AIM OF THE EXERCISE
Among the entries, which lines carry the string "Beef"? Copy each of them.

SUPPLIED DATA
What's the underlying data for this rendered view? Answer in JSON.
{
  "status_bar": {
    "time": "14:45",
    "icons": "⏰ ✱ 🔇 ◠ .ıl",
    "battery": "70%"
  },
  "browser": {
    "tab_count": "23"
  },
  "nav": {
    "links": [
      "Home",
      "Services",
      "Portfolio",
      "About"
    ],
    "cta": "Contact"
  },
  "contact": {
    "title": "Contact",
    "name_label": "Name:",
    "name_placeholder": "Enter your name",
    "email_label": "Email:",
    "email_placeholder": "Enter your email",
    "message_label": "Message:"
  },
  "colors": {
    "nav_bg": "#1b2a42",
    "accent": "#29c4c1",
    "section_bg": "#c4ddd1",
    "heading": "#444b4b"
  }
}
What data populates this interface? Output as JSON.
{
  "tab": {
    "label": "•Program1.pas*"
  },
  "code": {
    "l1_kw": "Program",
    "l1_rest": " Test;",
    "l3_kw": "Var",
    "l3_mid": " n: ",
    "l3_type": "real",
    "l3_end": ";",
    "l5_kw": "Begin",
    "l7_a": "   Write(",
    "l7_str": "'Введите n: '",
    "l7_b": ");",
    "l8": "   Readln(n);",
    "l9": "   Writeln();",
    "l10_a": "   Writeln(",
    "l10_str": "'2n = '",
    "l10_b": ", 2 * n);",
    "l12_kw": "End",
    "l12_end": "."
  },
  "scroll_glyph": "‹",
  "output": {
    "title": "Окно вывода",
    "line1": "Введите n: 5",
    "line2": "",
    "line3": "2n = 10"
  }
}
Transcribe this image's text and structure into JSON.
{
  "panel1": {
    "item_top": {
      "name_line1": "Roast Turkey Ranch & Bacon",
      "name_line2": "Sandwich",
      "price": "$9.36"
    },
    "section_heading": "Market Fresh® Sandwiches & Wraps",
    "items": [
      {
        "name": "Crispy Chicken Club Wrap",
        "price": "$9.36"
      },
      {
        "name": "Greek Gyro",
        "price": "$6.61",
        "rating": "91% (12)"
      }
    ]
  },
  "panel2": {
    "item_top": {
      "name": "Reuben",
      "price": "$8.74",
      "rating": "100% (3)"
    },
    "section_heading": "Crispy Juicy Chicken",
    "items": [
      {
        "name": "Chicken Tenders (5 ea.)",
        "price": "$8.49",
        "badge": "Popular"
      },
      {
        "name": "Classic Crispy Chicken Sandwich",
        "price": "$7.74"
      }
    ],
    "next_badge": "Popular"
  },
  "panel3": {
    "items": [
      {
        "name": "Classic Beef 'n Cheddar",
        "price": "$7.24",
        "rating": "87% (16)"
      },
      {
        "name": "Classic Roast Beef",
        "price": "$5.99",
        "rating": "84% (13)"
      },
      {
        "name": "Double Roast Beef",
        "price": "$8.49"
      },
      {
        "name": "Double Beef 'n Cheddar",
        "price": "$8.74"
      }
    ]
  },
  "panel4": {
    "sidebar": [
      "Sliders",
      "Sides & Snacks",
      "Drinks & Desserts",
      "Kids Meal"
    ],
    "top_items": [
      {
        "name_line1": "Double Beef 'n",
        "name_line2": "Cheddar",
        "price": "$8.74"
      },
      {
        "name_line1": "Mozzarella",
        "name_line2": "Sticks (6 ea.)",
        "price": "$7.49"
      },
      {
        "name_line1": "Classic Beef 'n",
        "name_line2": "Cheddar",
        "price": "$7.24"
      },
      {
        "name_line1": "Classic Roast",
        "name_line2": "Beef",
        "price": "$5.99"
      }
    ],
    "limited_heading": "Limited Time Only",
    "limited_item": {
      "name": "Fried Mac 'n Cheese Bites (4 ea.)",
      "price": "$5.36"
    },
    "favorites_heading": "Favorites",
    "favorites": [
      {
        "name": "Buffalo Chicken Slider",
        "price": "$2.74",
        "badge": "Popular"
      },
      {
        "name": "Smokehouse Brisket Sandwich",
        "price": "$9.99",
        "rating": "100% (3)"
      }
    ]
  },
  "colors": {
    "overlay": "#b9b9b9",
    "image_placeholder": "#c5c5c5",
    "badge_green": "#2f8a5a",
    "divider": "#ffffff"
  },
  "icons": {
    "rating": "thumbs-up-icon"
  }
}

EXERCISE OUTPUT
        "name": "Classic Beef 'n Cheddar",
        "name": "Classic Roast Beef",
        "name": "Double Roast Beef",
        "name": "Double Beef 'n Cheddar",
        "name_line1": "Double Beef 'n",
        "name_line1": "Classic Beef 'n",
        "name_line2": "Beef",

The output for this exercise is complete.